WHAT YOU ARE ASKED TO DO —
Using the data below, copy each line that includes the word "JSON".

INPUT DATA —
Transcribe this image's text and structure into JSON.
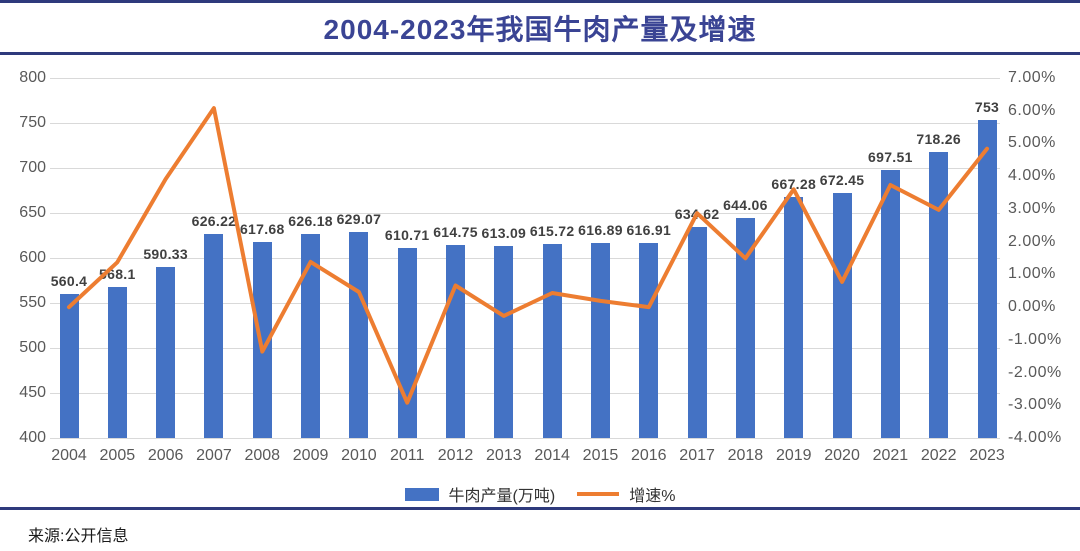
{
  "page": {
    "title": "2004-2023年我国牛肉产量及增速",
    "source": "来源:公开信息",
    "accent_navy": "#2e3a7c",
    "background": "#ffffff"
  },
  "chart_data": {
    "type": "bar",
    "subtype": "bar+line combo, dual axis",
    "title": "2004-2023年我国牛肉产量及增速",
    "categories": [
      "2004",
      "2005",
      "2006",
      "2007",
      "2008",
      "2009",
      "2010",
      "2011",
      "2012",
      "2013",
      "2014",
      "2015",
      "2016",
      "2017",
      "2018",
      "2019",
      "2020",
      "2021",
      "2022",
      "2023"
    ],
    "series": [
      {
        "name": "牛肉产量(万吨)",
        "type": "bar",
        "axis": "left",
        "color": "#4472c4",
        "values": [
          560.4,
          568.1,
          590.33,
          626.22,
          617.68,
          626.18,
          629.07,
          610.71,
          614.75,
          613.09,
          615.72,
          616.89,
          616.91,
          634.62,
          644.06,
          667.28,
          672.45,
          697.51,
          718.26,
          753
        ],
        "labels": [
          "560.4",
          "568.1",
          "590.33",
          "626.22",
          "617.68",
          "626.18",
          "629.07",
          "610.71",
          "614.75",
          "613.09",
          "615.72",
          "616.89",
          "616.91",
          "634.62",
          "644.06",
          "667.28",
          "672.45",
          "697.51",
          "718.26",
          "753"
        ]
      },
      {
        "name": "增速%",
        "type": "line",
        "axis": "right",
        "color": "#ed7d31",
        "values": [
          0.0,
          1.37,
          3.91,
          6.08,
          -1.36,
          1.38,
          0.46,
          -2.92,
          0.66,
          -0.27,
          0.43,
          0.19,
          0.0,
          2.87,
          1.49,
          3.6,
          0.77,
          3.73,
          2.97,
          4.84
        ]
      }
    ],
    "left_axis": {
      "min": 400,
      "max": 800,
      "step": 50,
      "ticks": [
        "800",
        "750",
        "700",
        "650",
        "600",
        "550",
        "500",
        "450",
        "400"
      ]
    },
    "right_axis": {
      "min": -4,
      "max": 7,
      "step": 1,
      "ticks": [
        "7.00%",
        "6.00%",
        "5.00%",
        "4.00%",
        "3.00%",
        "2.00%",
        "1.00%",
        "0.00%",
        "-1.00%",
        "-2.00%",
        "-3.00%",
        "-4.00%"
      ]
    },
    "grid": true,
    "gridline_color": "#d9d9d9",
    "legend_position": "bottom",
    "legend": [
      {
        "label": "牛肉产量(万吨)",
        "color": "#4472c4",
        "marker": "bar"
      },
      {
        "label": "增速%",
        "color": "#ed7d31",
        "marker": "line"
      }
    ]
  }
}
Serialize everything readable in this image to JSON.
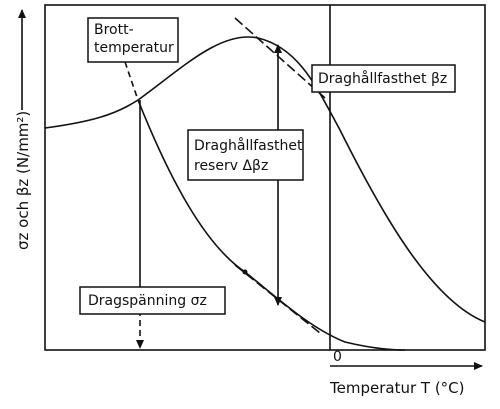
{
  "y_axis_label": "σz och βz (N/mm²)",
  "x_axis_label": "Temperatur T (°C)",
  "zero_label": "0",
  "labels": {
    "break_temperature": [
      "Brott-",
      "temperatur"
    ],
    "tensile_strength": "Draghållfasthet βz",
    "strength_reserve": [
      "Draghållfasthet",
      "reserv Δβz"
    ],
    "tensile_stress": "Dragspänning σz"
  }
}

SOLUTION TO THIS TASK —
Transcribe this image's text and structure into JSON.
Serialize everything readable in this image to JSON.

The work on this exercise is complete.